§ **Given exercise**: Exclude the pictures and retype the entries as written.

§ **Collected data entries**:
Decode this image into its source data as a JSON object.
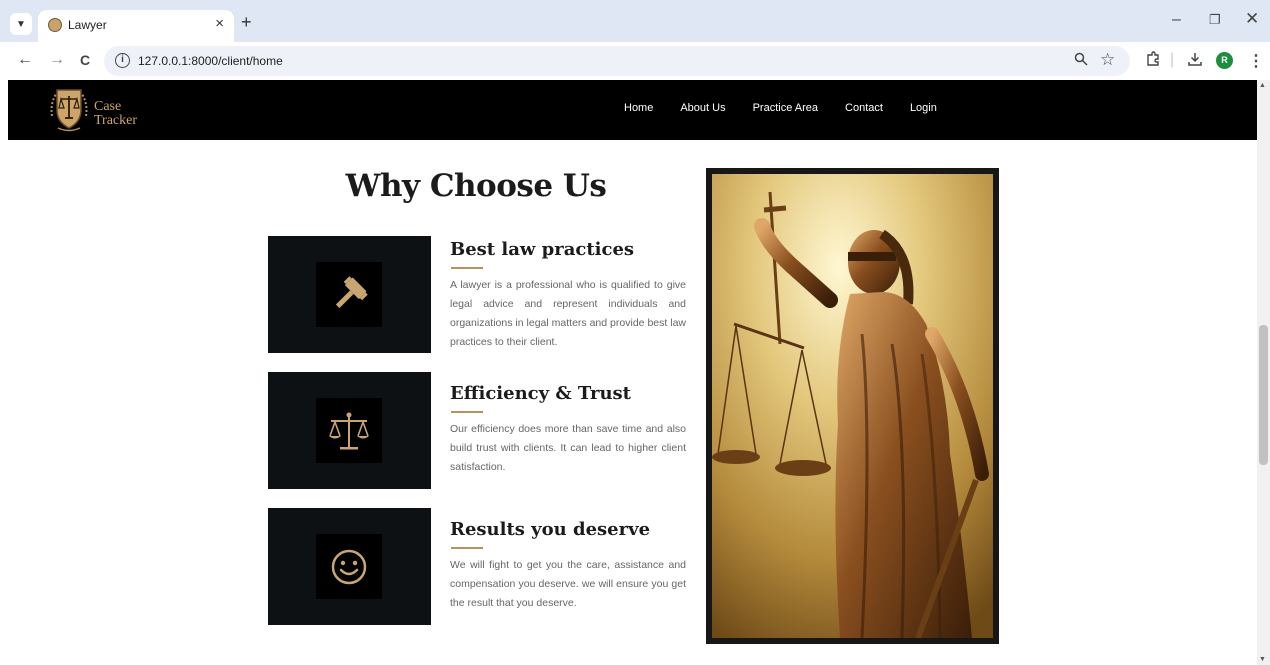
{
  "browser": {
    "tab_title": "Lawyer",
    "tab_close": "×",
    "new_tab": "+",
    "url": "127.0.0.1:8000/client/home",
    "back": "←",
    "forward": "→",
    "reload": "C",
    "profile_initial": "R",
    "icons": [
      "tab-search-icon",
      "zoom-icon",
      "bookmark-star-icon",
      "extensions-icon",
      "download-icon",
      "menu-dots-icon"
    ]
  },
  "site": {
    "logo_line1": "Case",
    "logo_line2": "Tracker",
    "nav": [
      "Home",
      "About Us",
      "Practice Area",
      "Contact",
      "Login"
    ]
  },
  "section": {
    "title": "Why Choose Us",
    "features": [
      {
        "title": "Best law practices",
        "icon": "gavel-icon",
        "desc": "A lawyer is a professional who is qualified to give legal advice and represent individuals and organizations in legal matters and provide best law practices to their client."
      },
      {
        "title": "Efficiency & Trust",
        "icon": "scales-icon",
        "desc": "Our efficiency does more than save time and also build trust with clients. It can lead to higher client satisfaction."
      },
      {
        "title": "Results you deserve",
        "icon": "smiley-icon",
        "desc": "We will fight to get you the care, assistance and compensation you deserve. we will ensure you get the result that you deserve."
      }
    ]
  },
  "colors": {
    "accent_gold": "#b5935a",
    "header_bg": "#000000",
    "feature_box_bg": "#0e1113",
    "profile_green": "#1e8e3e"
  }
}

§ **Solved problem**:
Decode this image into its source data as a JSON object.
{
  "browser": {
    "tab_title": "Lawyer",
    "tab_close": "×",
    "new_tab": "+",
    "url": "127.0.0.1:8000/client/home",
    "back": "←",
    "forward": "→",
    "reload": "C",
    "profile_initial": "R",
    "icons": [
      "tab-search-icon",
      "zoom-icon",
      "bookmark-star-icon",
      "extensions-icon",
      "download-icon",
      "menu-dots-icon"
    ]
  },
  "site": {
    "logo_line1": "Case",
    "logo_line2": "Tracker",
    "nav": [
      "Home",
      "About Us",
      "Practice Area",
      "Contact",
      "Login"
    ]
  },
  "section": {
    "title": "Why Choose Us",
    "features": [
      {
        "title": "Best law practices",
        "icon": "gavel-icon",
        "desc": "A lawyer is a professional who is qualified to give legal advice and represent individuals and organizations in legal matters and provide best law practices to their client."
      },
      {
        "title": "Efficiency & Trust",
        "icon": "scales-icon",
        "desc": "Our efficiency does more than save time and also build trust with clients. It can lead to higher client satisfaction."
      },
      {
        "title": "Results you deserve",
        "icon": "smiley-icon",
        "desc": "We will fight to get you the care, assistance and compensation you deserve. we will ensure you get the result that you deserve."
      }
    ]
  },
  "colors": {
    "accent_gold": "#b5935a",
    "header_bg": "#000000",
    "feature_box_bg": "#0e1113",
    "profile_green": "#1e8e3e"
  }
}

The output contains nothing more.